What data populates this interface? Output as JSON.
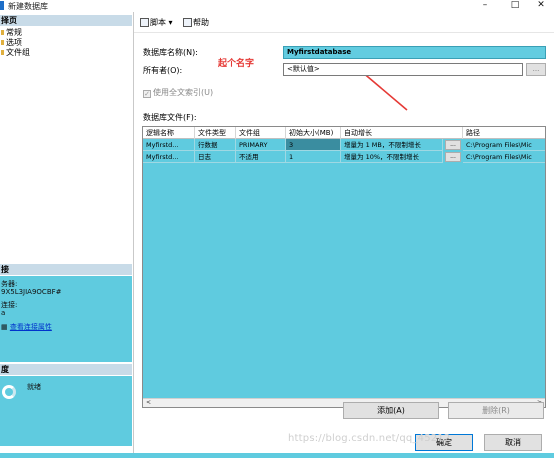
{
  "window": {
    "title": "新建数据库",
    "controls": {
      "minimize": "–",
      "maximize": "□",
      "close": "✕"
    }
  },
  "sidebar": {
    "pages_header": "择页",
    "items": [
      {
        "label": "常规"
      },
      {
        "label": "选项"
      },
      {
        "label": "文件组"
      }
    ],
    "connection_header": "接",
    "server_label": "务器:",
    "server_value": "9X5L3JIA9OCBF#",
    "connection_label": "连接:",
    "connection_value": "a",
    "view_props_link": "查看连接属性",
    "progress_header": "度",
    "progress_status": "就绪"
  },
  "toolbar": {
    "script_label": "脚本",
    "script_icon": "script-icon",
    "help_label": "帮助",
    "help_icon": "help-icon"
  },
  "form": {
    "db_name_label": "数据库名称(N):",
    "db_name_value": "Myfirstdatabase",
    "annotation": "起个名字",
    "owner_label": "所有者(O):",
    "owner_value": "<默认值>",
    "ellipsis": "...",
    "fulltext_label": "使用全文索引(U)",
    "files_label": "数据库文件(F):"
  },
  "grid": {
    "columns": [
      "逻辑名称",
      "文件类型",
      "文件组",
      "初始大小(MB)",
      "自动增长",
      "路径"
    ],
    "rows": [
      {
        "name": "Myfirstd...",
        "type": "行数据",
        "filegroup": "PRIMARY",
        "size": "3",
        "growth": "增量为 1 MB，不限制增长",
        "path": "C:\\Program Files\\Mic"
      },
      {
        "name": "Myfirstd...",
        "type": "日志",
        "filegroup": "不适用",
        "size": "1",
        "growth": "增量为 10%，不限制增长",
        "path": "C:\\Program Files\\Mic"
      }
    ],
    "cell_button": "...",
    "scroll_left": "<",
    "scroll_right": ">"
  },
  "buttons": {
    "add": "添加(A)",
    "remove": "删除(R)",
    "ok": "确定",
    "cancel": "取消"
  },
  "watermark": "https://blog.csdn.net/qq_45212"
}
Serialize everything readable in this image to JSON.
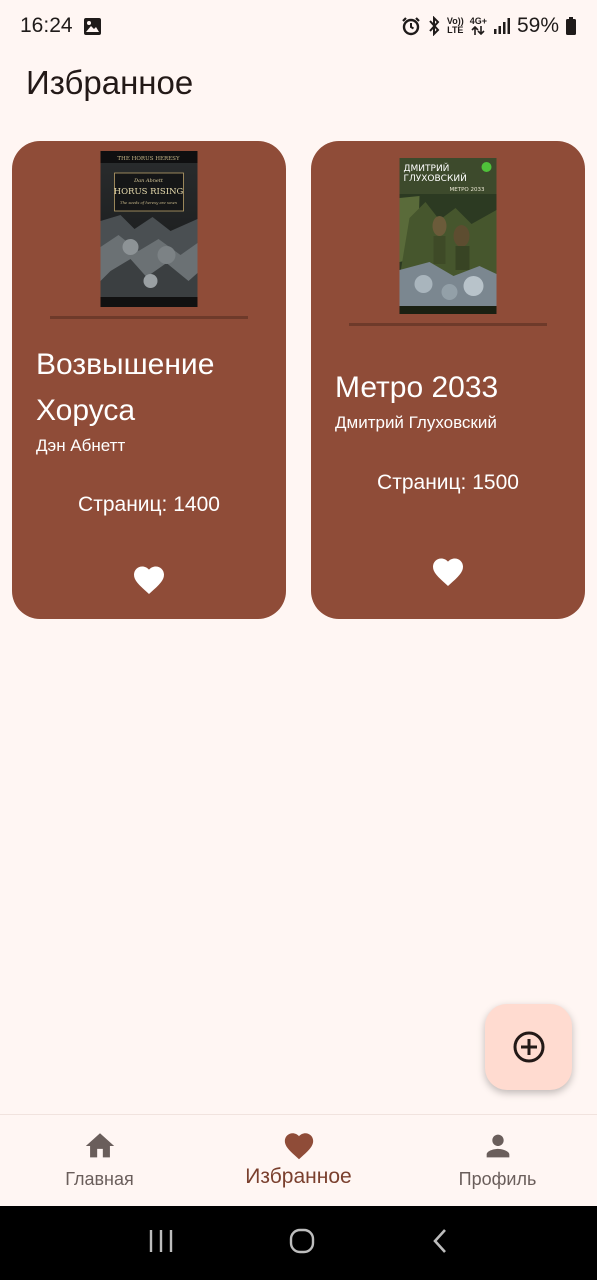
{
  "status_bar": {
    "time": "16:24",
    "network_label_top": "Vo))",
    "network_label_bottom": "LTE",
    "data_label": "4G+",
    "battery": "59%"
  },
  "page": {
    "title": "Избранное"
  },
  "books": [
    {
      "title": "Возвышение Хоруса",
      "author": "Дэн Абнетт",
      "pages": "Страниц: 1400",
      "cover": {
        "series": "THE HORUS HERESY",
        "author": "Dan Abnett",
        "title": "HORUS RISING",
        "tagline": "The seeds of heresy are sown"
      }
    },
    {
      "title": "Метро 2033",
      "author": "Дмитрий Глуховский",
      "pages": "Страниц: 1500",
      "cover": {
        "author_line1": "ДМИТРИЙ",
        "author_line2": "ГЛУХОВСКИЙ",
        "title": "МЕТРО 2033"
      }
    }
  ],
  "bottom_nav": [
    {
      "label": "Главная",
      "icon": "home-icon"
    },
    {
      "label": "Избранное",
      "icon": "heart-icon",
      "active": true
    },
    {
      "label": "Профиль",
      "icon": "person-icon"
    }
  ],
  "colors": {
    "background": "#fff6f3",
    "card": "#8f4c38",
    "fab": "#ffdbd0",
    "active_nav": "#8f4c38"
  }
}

- - - - -

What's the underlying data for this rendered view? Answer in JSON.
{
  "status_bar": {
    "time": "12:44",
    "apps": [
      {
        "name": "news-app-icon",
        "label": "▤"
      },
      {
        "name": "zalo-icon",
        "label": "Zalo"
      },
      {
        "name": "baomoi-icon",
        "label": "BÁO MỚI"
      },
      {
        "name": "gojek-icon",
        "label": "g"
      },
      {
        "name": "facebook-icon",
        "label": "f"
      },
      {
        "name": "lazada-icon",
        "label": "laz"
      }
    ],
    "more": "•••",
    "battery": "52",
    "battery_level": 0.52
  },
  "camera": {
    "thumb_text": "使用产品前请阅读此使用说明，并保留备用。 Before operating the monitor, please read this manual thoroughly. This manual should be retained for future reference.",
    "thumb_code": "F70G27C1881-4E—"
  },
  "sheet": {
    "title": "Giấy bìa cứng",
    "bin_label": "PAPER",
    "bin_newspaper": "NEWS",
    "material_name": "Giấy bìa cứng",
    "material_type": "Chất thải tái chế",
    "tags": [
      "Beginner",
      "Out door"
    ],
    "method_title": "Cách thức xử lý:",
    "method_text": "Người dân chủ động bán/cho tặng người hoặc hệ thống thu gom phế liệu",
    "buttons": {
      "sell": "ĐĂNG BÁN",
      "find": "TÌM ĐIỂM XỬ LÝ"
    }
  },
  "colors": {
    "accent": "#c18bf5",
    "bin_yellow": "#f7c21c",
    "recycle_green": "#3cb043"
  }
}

- - - - -

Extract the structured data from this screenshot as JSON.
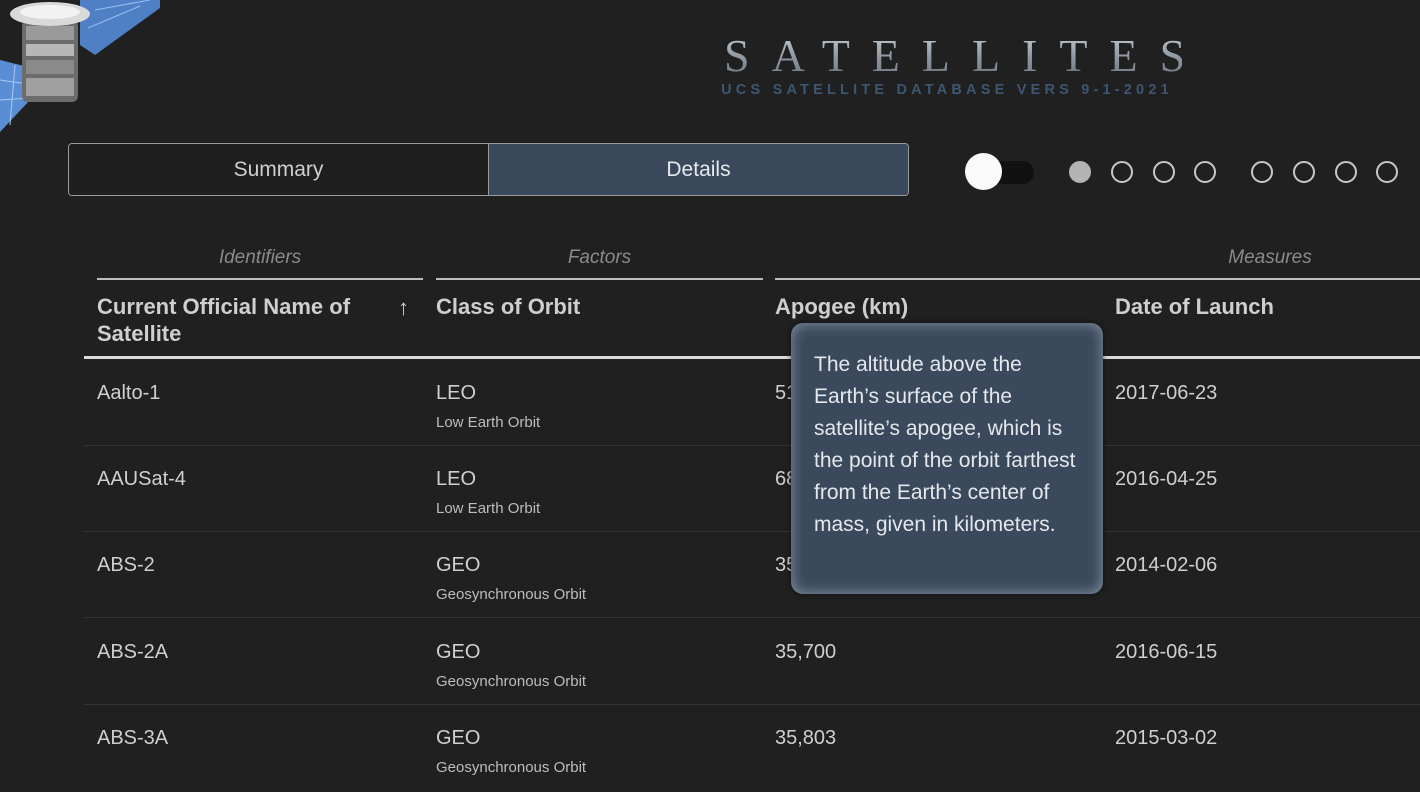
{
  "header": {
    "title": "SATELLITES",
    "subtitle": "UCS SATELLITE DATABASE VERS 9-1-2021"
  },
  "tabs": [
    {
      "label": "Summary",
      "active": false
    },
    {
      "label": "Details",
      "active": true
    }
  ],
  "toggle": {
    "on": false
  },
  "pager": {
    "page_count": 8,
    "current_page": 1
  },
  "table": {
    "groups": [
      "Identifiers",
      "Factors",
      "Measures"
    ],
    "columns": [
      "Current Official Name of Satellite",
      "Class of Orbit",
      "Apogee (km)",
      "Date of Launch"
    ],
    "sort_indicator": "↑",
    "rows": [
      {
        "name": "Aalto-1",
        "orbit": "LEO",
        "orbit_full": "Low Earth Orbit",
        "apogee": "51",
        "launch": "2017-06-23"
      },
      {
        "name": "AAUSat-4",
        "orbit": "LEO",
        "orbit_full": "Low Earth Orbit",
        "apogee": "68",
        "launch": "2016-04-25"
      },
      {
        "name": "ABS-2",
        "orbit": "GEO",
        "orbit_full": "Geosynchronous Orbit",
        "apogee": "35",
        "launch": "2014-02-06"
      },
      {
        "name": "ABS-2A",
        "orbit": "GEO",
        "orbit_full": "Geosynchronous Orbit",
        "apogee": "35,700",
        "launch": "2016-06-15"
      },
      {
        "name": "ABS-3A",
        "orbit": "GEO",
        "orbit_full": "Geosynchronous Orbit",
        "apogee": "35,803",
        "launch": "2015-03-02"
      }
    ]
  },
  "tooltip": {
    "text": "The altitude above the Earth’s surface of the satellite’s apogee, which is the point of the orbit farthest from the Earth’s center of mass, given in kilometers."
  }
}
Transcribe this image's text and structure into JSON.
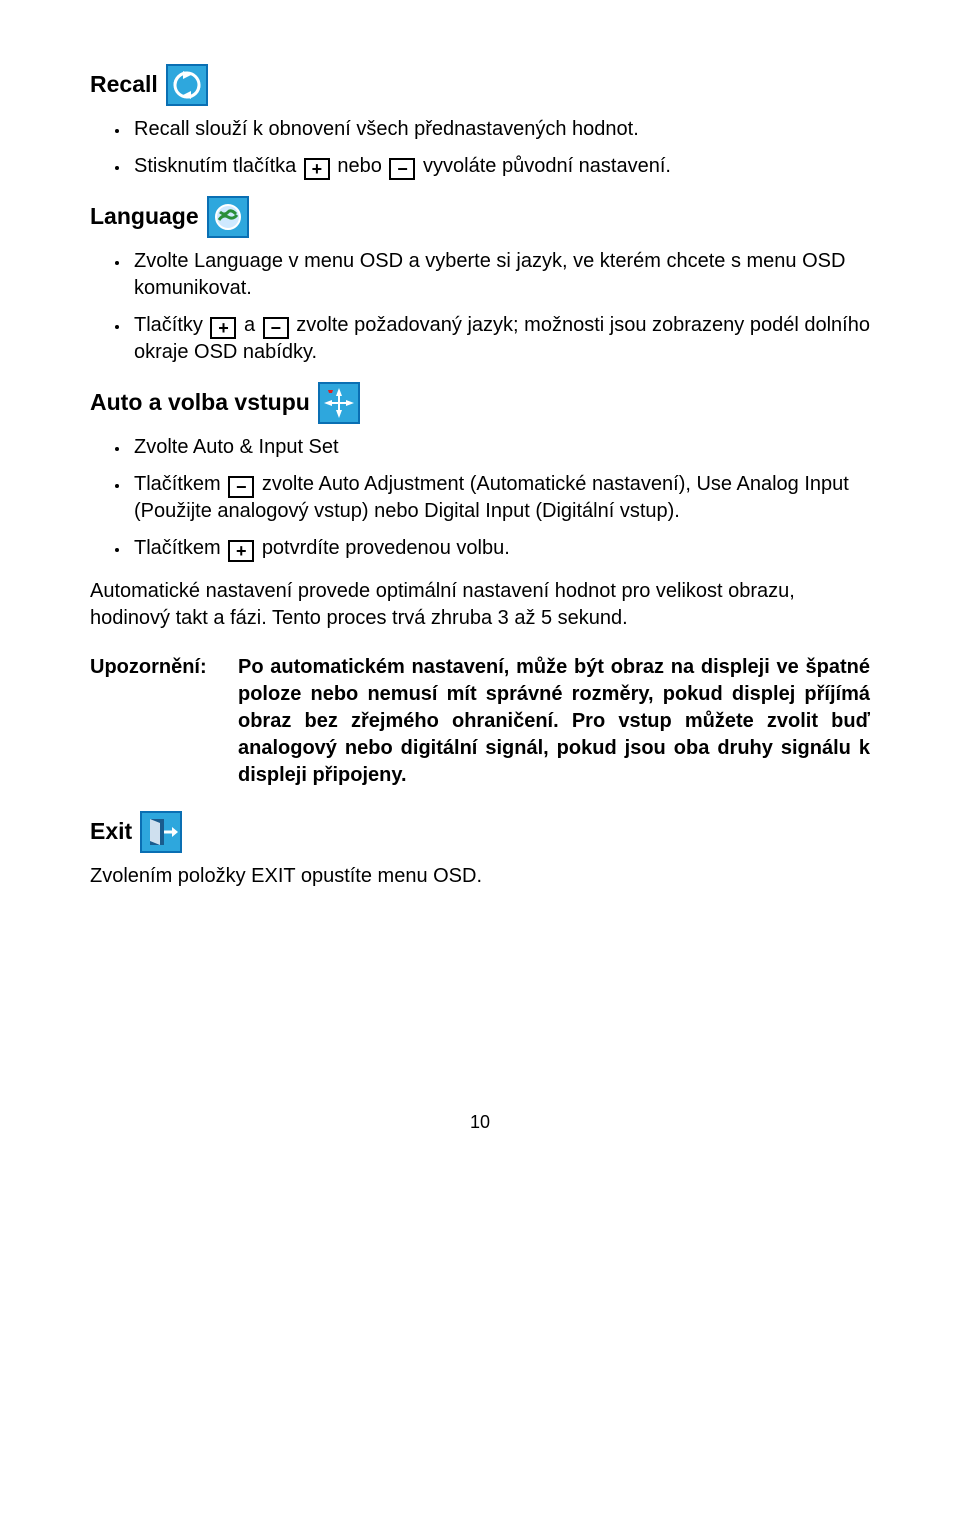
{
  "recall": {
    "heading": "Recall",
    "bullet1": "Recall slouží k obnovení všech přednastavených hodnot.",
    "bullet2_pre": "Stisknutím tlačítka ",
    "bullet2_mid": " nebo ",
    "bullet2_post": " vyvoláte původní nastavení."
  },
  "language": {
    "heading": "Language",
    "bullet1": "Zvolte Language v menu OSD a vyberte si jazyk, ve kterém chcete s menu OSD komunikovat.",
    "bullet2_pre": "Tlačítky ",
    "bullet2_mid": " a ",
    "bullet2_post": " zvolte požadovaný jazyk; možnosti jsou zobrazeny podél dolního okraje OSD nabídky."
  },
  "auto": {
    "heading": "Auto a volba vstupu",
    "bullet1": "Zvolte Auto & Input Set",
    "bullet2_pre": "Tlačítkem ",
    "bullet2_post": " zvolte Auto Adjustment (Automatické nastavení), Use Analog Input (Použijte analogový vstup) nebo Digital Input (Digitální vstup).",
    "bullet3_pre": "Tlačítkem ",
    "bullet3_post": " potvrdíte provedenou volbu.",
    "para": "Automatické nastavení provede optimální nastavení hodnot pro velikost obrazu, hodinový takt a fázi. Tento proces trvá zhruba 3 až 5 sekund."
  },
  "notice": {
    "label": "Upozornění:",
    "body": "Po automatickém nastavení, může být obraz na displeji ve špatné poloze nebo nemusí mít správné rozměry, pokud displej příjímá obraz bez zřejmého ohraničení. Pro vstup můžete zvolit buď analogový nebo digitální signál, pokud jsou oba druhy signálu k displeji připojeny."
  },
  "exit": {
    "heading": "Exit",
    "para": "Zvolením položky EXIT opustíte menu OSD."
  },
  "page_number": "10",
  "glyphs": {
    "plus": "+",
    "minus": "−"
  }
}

- - - - -

» STATED GOAL
Each line in the entries above that includes the string "Input" should be extracted.

» WRITTEN RESPONSE
    "bullet1": "Zvolte Auto & Input Set",
    "bullet2_post": " zvolte Auto Adjustment (Automatické nastavení), Use Analog Input (Použijte analogový vstup) nebo Digital Input (Digitální vstup).",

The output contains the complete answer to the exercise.